▸ **Excerto citado**
+ + +
Por outras palavras, a “música do quarto mundo” de Hassell consistia numa “meta-pop” simultaneamente “primitiva e futurista”, que juntava “características de estilos étnicos mundiais” a “técnicas electrónicas avançadas”. “Sempre me senti atraído por formas de música não ocidentais”, explicou o compositor ao Ípsilon numa entrevista concedida em 2009, a anteceder a sua vinda ao teatro Maria Matos, em Lisboa. “Música de origem ancestral, pré-rádio, pré-indústria, em que não exista uma divisão clara entre o popular e o erudito. Uma música ouvida e tocada por novos e velhos, com uma componente grande de improvisação, de puro instinto.”
Em 2009, Eno escreveu uma carta aberta intitulada “The debt I owe to Jon Hassell” (“A dívida que tenho para com Jon Hassell”), enaltecendo o impacto que a obra do compositor teve na sua vida e no panorama da música contemporânea. “Ambos estávamos conscientes da beleza e da sofisticação da música que estava a ser feita fora da nossa cultura — aquilo a que hoje se dá o nome de ‘música do mundo’. E ambos nos sentíamos intrigados pelas possibilidades das novas tecnologias musicais. Mas, além destas questões, havia uma ideia maior: a ideia da música como um lugar onde se podia conduzir novas experiências sociais. A experiência do Jon era imaginar um mundo ‘cor-de-café’: um mundo globalizado em constante integração e hibridização, onde as diferenças eram celebradas e dignificadas”.
Ao longo dos anos, e para além da intensa atividade nos anos 1970-80, viria a lançar outros álbuns importantes nas últimas décadas como Dressing For Pleasure (1994), Fascinoma (1999) ou Last Night The Moon Came Dropping It’s Clothes in The Streets (2018), tendo trabalhado ainda com nomes como David Byrne — o compositor tocou o seu trompete nas gravações de Remain in Light, histórico disco dos Talking Heads —, David Sylvian, Peter Gabriel, o guitarrista Ry Cooder, o grupo Kronos Quartet ou os Tears For Fears. “Devo muito ao Jon. Na verdade, muita gente deve muito ao Jon”, resumia Brian Eno há mais de dez anos no último parágrafo da sua carta aberta. “Ele semeou uma poderosa e fértil semente cujos frutos ainda hoje colhemos.”
+ + +
(Dados de análise da disposição de documentos)
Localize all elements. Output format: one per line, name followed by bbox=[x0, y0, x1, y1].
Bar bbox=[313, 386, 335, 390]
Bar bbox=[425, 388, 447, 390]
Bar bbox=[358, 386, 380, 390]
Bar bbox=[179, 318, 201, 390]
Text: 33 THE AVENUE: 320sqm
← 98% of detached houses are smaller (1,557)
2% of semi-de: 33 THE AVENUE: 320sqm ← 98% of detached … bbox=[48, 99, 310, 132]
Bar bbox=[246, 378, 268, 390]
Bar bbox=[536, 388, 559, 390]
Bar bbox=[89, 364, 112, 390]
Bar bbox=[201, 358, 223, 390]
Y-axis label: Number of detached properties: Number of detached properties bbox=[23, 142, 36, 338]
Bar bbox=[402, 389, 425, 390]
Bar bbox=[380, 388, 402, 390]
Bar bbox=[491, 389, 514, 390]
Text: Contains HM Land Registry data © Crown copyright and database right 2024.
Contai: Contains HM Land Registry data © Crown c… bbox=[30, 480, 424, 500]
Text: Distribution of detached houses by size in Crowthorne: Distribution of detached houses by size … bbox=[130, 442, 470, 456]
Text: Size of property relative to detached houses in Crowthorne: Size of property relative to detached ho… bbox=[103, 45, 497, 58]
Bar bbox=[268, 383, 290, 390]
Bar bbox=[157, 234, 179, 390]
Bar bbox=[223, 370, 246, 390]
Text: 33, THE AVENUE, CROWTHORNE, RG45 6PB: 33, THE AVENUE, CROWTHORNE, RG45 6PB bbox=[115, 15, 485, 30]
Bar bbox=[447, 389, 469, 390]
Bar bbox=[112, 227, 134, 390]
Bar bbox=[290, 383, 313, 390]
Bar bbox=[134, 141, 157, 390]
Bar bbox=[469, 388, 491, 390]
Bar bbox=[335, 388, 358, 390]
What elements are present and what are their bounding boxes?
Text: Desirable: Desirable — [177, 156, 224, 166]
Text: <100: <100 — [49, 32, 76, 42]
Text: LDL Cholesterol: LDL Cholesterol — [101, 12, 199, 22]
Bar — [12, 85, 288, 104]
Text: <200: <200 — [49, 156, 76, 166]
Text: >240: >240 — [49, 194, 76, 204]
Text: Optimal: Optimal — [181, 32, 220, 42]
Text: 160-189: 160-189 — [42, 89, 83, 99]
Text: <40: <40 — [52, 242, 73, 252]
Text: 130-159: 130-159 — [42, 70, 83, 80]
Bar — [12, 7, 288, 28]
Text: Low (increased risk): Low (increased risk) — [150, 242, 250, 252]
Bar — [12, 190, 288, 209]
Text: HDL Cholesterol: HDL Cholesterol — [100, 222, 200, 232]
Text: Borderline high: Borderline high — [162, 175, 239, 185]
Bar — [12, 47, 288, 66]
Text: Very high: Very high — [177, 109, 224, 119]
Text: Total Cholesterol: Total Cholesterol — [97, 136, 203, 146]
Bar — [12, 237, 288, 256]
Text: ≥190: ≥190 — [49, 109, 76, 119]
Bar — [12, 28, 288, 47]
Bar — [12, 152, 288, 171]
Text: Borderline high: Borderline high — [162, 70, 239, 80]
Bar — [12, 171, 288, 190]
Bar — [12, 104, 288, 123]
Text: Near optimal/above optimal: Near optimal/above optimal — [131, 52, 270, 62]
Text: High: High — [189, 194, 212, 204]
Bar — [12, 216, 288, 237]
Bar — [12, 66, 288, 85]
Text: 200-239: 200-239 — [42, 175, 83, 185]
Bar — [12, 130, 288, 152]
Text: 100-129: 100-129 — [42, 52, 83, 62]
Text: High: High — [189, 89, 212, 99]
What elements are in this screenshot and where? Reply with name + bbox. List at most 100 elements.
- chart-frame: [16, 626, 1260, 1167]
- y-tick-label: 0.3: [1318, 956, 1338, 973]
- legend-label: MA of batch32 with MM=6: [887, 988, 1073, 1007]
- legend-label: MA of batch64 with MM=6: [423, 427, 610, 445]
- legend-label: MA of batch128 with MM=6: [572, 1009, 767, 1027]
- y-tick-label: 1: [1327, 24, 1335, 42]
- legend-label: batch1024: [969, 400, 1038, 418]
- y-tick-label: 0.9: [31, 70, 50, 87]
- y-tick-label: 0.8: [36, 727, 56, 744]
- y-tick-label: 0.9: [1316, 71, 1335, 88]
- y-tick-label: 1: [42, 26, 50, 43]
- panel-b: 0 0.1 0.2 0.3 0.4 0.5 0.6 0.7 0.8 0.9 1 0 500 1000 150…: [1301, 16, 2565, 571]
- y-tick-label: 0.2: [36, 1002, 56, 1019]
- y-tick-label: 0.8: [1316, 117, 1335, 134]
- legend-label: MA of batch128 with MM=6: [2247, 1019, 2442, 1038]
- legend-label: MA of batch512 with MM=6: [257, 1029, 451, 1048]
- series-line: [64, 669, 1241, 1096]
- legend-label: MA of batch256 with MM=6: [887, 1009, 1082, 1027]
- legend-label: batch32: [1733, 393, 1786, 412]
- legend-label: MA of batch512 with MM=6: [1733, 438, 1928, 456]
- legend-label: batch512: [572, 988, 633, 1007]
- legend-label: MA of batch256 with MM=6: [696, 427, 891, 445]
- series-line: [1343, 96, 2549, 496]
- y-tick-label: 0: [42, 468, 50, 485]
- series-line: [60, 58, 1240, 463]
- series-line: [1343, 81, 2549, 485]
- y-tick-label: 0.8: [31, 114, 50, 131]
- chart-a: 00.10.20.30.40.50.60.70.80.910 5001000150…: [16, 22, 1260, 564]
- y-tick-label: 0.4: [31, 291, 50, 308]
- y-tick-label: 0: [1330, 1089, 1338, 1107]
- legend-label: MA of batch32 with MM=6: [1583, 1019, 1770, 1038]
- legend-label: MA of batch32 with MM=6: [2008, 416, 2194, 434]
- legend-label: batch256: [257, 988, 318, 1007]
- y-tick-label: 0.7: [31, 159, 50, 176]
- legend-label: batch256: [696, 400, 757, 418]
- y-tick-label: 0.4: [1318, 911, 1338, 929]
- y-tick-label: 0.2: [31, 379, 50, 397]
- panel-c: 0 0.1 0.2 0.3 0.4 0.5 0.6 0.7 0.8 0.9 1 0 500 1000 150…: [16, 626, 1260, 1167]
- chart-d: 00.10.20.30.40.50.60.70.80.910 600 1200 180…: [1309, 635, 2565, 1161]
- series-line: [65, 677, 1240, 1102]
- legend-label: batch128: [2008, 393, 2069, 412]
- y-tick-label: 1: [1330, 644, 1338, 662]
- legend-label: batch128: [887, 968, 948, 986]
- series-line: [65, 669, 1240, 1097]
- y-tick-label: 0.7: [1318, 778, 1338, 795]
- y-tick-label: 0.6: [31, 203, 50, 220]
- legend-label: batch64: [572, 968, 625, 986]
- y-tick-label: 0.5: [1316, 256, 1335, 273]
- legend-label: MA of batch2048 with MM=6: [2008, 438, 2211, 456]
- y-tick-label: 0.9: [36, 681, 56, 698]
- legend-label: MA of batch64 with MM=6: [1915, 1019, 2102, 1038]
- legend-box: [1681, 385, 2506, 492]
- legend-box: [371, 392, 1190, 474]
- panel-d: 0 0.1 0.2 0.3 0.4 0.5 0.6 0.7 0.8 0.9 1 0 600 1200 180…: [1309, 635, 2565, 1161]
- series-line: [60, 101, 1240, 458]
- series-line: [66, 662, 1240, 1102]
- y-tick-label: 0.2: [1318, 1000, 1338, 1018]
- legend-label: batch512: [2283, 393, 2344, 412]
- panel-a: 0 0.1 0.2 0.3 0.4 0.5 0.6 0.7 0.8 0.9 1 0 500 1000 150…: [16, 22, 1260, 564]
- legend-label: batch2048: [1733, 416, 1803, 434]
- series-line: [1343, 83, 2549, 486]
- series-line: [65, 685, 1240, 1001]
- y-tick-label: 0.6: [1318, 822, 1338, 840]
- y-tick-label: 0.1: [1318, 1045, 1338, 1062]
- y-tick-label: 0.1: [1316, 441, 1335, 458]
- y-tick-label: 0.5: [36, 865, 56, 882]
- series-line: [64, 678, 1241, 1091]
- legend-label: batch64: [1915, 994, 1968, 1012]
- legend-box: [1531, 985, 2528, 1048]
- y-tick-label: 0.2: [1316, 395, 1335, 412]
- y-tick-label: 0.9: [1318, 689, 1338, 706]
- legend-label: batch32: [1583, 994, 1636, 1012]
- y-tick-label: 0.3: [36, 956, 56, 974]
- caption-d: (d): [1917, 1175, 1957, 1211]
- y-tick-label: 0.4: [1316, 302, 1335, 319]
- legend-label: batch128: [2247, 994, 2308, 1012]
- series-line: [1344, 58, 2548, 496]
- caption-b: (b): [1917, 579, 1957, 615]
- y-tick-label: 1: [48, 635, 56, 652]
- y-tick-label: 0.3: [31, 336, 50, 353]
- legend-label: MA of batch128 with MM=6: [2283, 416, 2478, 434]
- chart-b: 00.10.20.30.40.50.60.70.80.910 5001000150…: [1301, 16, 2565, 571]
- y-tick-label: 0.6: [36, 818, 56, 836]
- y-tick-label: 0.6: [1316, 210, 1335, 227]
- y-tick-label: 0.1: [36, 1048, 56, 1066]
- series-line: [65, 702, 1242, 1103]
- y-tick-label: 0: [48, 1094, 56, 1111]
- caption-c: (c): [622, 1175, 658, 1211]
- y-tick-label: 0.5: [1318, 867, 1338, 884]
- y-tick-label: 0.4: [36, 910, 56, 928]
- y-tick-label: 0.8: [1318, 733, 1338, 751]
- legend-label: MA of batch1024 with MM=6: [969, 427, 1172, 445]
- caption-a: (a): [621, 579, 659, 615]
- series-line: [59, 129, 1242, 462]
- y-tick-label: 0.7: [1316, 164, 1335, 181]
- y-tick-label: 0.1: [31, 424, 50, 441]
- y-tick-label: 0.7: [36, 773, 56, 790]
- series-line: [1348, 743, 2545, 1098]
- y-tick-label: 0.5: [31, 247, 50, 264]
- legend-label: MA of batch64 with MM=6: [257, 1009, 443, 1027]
+ + +
▸ **Tarefa**
De acordo com o excerto sobre Jon Hassell, em que disco dos Talking Heads o compositor tocou trompete?

▸ **Resposta da tarefa**
Remain in Light.